- _Passage to read_

····················

A table has duplicates and you'd like to get rid of
them.





8.9.2 Solution



One way to do this is to create a unique index on the column or
columns containing duplicates.





8.9.3 Discussion



If MySQL discovers duplicate key values when you try to create a
PRIMARY KEY or a
UNIQUE index, it aborts the
ALTER TABLE operation. To
ignore the duplicates and proceed anyway, use
ALTER IGNORE
TABLE rather than ALTER
TABLE. The
IGNORE keyword tells MySQL to retain the first
row containing a duplicated key value and discard the others. This
is, in fact, a useful way to eliminate duplicates in a column or set
of columns: just create a unique-valued index and let MySQL throw
away the duplicates. (If you need to identify which key values are
duplicated, though, that's not a suitable technique.

····················

Records from a data source

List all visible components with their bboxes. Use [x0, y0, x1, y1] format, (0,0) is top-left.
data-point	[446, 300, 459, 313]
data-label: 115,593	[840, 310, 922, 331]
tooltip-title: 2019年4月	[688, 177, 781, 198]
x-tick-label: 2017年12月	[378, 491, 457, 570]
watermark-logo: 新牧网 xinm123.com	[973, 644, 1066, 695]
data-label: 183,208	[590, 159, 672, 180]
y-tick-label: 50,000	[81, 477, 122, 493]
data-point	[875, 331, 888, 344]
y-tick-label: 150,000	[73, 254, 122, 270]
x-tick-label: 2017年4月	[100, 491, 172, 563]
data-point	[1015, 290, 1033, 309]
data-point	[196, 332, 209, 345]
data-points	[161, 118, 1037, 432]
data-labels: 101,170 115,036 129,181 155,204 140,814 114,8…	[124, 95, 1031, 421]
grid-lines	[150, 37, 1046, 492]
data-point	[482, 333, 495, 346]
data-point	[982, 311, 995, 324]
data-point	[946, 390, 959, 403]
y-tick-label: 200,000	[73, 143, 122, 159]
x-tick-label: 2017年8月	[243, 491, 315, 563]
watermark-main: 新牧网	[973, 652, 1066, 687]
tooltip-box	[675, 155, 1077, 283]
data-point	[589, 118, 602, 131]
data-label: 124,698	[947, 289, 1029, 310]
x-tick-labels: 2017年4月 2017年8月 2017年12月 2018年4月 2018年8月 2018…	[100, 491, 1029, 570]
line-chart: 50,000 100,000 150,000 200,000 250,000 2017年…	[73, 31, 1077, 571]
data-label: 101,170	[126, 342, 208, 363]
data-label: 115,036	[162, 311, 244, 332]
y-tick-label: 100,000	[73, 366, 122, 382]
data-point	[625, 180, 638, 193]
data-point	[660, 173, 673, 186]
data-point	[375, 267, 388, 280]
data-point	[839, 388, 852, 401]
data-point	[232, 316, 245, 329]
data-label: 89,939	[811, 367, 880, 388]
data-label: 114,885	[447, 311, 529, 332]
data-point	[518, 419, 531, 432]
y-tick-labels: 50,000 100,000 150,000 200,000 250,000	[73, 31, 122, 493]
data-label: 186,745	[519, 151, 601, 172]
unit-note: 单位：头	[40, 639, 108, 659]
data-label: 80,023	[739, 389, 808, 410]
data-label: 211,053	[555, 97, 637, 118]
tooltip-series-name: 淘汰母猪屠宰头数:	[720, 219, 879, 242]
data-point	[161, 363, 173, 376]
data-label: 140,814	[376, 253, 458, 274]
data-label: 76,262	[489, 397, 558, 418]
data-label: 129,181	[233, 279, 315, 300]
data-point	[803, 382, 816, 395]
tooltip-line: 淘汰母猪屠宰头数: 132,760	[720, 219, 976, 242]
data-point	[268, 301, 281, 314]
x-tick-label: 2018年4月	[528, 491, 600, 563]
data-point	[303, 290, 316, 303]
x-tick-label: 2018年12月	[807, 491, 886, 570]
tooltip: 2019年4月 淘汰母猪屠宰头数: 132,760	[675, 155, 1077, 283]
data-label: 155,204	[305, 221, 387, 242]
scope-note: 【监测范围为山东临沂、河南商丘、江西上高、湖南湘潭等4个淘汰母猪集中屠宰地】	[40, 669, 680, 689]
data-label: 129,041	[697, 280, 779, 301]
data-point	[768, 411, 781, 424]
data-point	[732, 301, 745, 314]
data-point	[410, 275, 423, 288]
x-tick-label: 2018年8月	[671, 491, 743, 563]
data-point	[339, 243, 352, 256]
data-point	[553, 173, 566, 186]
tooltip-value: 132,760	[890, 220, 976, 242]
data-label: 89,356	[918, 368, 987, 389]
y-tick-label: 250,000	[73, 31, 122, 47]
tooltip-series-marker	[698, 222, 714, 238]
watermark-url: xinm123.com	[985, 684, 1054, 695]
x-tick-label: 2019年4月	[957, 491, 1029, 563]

····················

- _Problem set_
a: Answer these questions using the passage on MySQL duplicates:
(i) What does the Solution section propose doing to the column or columns containing duplicates?
(ii) What does MySQL do with the ALTER TABLE operation if it discovers duplicate key values while creating a PRIMARY KEY or a UNIQUE index?
(iii) Which row does the IGNORE keyword tell MySQL to retain?
b: Rewrite the part of the passage on MySQL duplicates that opens with the words containing "A table has" and closes with "columns containing duplicates.", changing "get rid of" to "eliminate".
c: List every distinct SQL keyword or statement that the passage on MySQL duplicates prints in capital letters.

- _Worked solutions_
a:
(i) Create a unique index on them.
(ii) It aborts the operation.
(iii) The first row containing a duplicated key value.

b:
A table has duplicates and you'd like to eliminate
them.





8.9.2 Solution



One way to do this is to create a unique index on the column or
columns containing duplicates.

c:
PRIMARY KEY
UNIQUE
ALTER TABLE
ALTER IGNORE TABLE
IGNORE